→ SET TASK
Present every line in which the string "JSON" appears.

↓↓↓

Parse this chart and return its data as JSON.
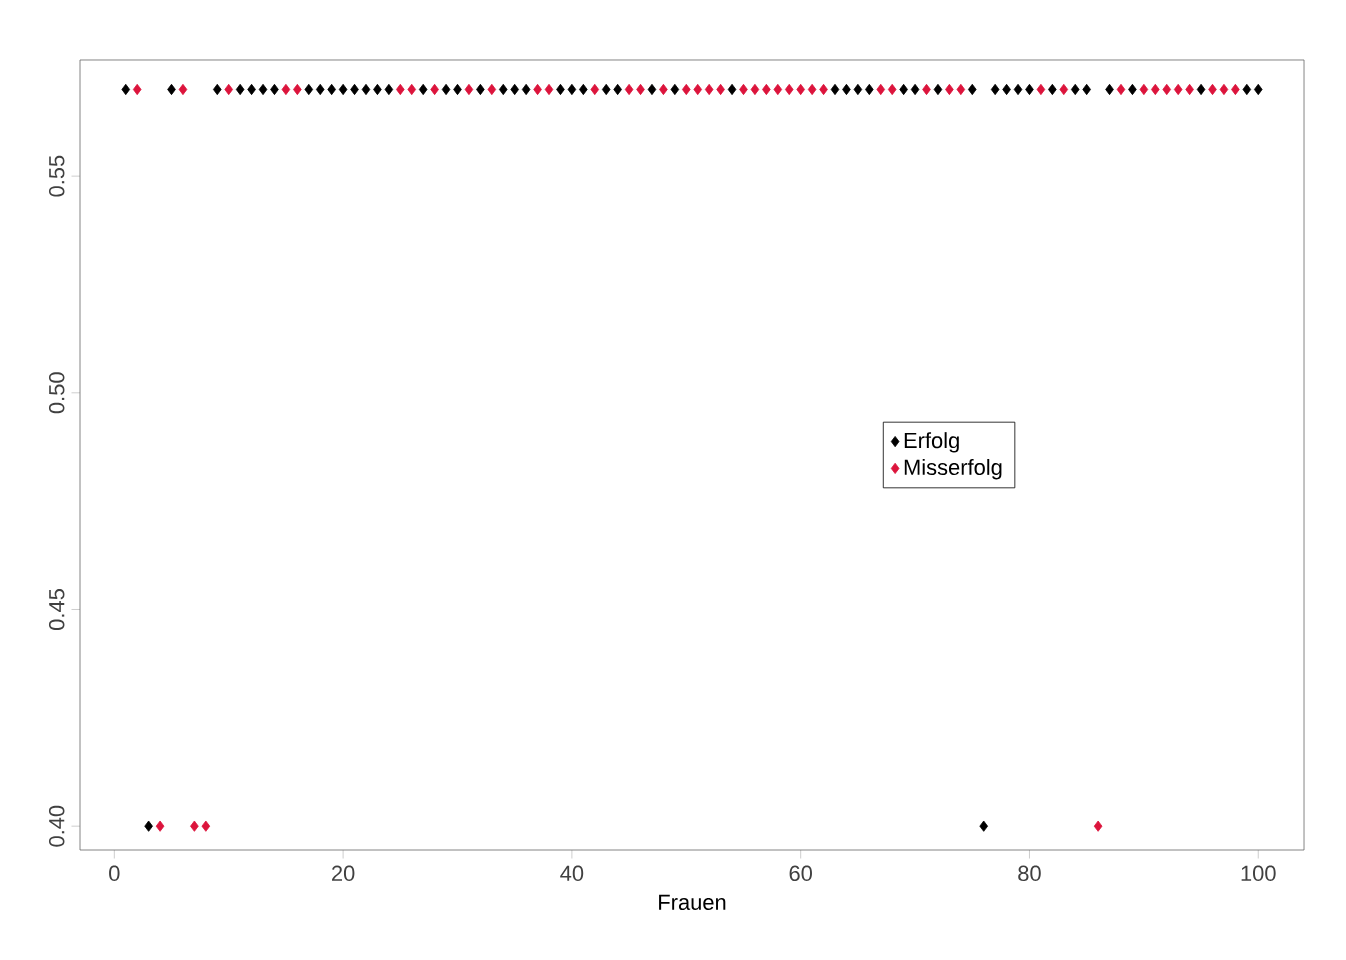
{
  "chart_data": {
    "type": "scatter",
    "xlabel": "Frauen",
    "marker": "diamond",
    "legend": "right",
    "grid": false,
    "xlim": [
      -3,
      104
    ],
    "ylim": [
      0.3945,
      0.5768
    ],
    "xticks": [
      0,
      20,
      40,
      60,
      80,
      100
    ],
    "yticks": [
      {
        "value": 0.4,
        "label": "0.40"
      },
      {
        "value": 0.45,
        "label": "0.45"
      },
      {
        "value": 0.5,
        "label": "0.50"
      },
      {
        "value": 0.55,
        "label": "0.55"
      }
    ],
    "series": [
      {
        "name": "Erfolg",
        "color": "#000000",
        "x": [
          1,
          3,
          5,
          9,
          11,
          12,
          13,
          14,
          17,
          18,
          19,
          20,
          21,
          22,
          23,
          24,
          27,
          29,
          30,
          32,
          34,
          35,
          36,
          39,
          40,
          41,
          43,
          44,
          47,
          49,
          54,
          63,
          64,
          65,
          66,
          69,
          70,
          72,
          75,
          76,
          77,
          78,
          79,
          80,
          82,
          84,
          85,
          87,
          89,
          95,
          99,
          100
        ],
        "values": [
          0.57,
          0.4,
          0.57,
          0.57,
          0.57,
          0.57,
          0.57,
          0.57,
          0.57,
          0.57,
          0.57,
          0.57,
          0.57,
          0.57,
          0.57,
          0.57,
          0.57,
          0.57,
          0.57,
          0.57,
          0.57,
          0.57,
          0.57,
          0.57,
          0.57,
          0.57,
          0.57,
          0.57,
          0.57,
          0.57,
          0.57,
          0.57,
          0.57,
          0.57,
          0.57,
          0.57,
          0.57,
          0.57,
          0.57,
          0.4,
          0.57,
          0.57,
          0.57,
          0.57,
          0.57,
          0.57,
          0.57,
          0.57,
          0.57,
          0.57,
          0.57,
          0.57
        ]
      },
      {
        "name": "Misserfolg",
        "color": "#dc143c",
        "x": [
          2,
          4,
          6,
          7,
          8,
          10,
          15,
          16,
          25,
          26,
          28,
          31,
          33,
          37,
          38,
          42,
          45,
          46,
          48,
          50,
          51,
          52,
          53,
          55,
          56,
          57,
          58,
          59,
          60,
          61,
          62,
          67,
          68,
          71,
          73,
          74,
          81,
          83,
          86,
          88,
          90,
          91,
          92,
          93,
          94,
          96,
          97,
          98
        ],
        "values": [
          0.57,
          0.4,
          0.57,
          0.4,
          0.4,
          0.57,
          0.57,
          0.57,
          0.57,
          0.57,
          0.57,
          0.57,
          0.57,
          0.57,
          0.57,
          0.57,
          0.57,
          0.57,
          0.57,
          0.57,
          0.57,
          0.57,
          0.57,
          0.57,
          0.57,
          0.57,
          0.57,
          0.57,
          0.57,
          0.57,
          0.57,
          0.57,
          0.57,
          0.57,
          0.57,
          0.57,
          0.57,
          0.57,
          0.4,
          0.57,
          0.57,
          0.57,
          0.57,
          0.57,
          0.57,
          0.57,
          0.57,
          0.57
        ]
      }
    ]
  }
}
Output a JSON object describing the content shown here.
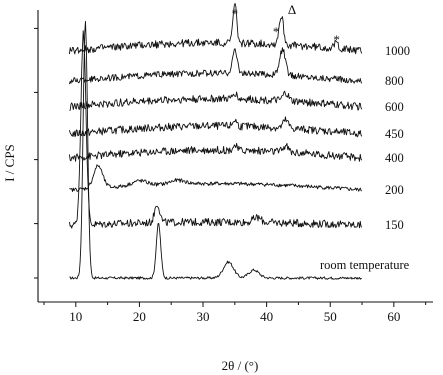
{
  "chart_data": {
    "type": "line",
    "title": "",
    "xlabel": "2θ / (°)",
    "ylabel": "I / CPS",
    "xlim": [
      5,
      66
    ],
    "x_ticks": [
      "10",
      "20",
      "30",
      "40",
      "50",
      "60"
    ],
    "grid": false,
    "legend": "none",
    "series": [
      {
        "name": "room temperature",
        "baseline": 0.05,
        "peaks": [
          [
            11.5,
            0.8,
            0.35
          ],
          [
            23.0,
            0.17,
            0.35
          ],
          [
            34.0,
            0.05,
            0.8
          ],
          [
            38.0,
            0.025,
            0.8
          ]
        ],
        "noise": 0.004,
        "wave": 0
      },
      {
        "name": "150",
        "baseline": 0.215,
        "peaks": [
          [
            11.2,
            0.6,
            0.4
          ],
          [
            22.8,
            0.06,
            0.4
          ],
          [
            38.5,
            0.015,
            0.6
          ]
        ],
        "noise": 0.012,
        "wave": 0.01
      },
      {
        "name": "200",
        "baseline": 0.325,
        "peaks": [
          [
            13.5,
            0.07,
            0.7
          ],
          [
            20.0,
            0.015,
            1.2
          ],
          [
            26.0,
            0.012,
            1.2
          ]
        ],
        "noise": 0.006,
        "wave": 0.02
      },
      {
        "name": "400",
        "baseline": 0.425,
        "peaks": [
          [
            35.0,
            0.015,
            0.3
          ],
          [
            43.0,
            0.02,
            0.4
          ]
        ],
        "noise": 0.012,
        "wave": 0.025
      },
      {
        "name": "450",
        "baseline": 0.5,
        "peaks": [
          [
            35.0,
            0.02,
            0.3
          ],
          [
            43.0,
            0.025,
            0.4
          ]
        ],
        "noise": 0.012,
        "wave": 0.025
      },
      {
        "name": "600",
        "baseline": 0.585,
        "peaks": [
          [
            35.0,
            0.02,
            0.3
          ],
          [
            43.0,
            0.025,
            0.4
          ]
        ],
        "noise": 0.012,
        "wave": 0.025
      },
      {
        "name": "800",
        "baseline": 0.665,
        "peaks": [
          [
            35.0,
            0.07,
            0.4
          ],
          [
            42.5,
            0.08,
            0.45
          ]
        ],
        "noise": 0.01,
        "wave": 0.025
      },
      {
        "name": "1000",
        "baseline": 0.76,
        "peaks": [
          [
            35.0,
            0.12,
            0.3
          ],
          [
            42.3,
            0.09,
            0.35
          ],
          [
            51.0,
            0.02,
            0.3
          ]
        ],
        "noise": 0.012,
        "wave": 0.025
      }
    ],
    "annotations": [
      {
        "text": "*",
        "x": 35.0
      },
      {
        "text": "*",
        "x": 41.5
      },
      {
        "text": "Δ",
        "x": 44.0
      },
      {
        "text": "*",
        "x": 51.0
      }
    ]
  }
}
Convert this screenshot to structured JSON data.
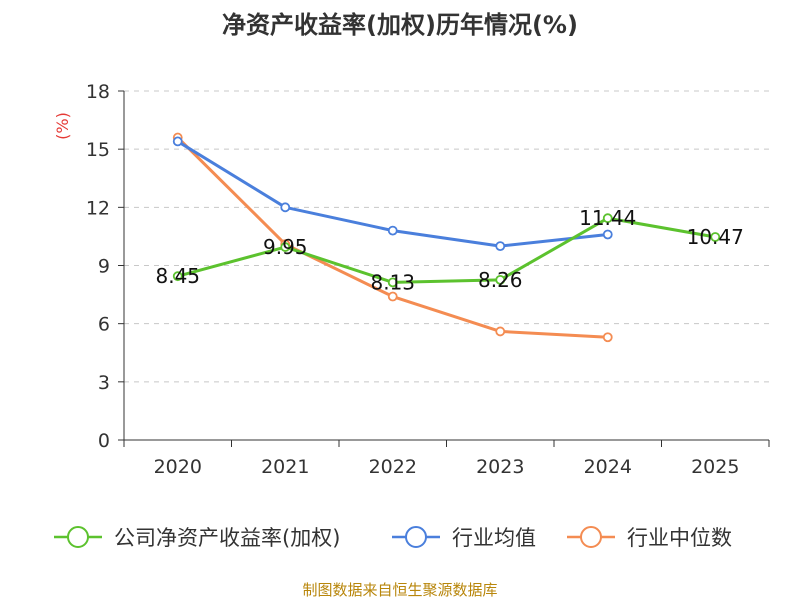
{
  "chart_data": {
    "type": "line",
    "title": "净资产收益率(加权)历年情况(%)",
    "ylabel": "(%)",
    "xlabel": "",
    "categories": [
      "2020",
      "2021",
      "2022",
      "2023",
      "2024",
      "2025"
    ],
    "y_ticks": [
      "0",
      "3",
      "6",
      "9",
      "12",
      "15",
      "18"
    ],
    "ylim": [
      0,
      18
    ],
    "grid": true,
    "legend_position": "bottom",
    "series": [
      {
        "name": "公司净资产收益率(加权)",
        "color": "#5cc22e",
        "values": [
          8.45,
          9.95,
          8.13,
          8.26,
          11.44,
          10.47
        ],
        "labels": [
          "8.45",
          "9.95",
          "8.13",
          "8.26",
          "11.44",
          "10.47"
        ],
        "show_labels": true
      },
      {
        "name": "行业均值",
        "color": "#4a7fdc",
        "values": [
          15.4,
          12.0,
          10.8,
          10.0,
          10.6,
          null
        ],
        "show_labels": false
      },
      {
        "name": "行业中位数",
        "color": "#f48c52",
        "values": [
          15.6,
          10.1,
          7.4,
          5.6,
          5.3,
          null
        ],
        "show_labels": false
      }
    ]
  },
  "footer": "制图数据来自恒生聚源数据库"
}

↑↑↑

→ THE OUTPUT
Parse this chart and return its data as JSON.
Output a JSON object describing the content shown here.
Convert this screenshot to structured JSON data.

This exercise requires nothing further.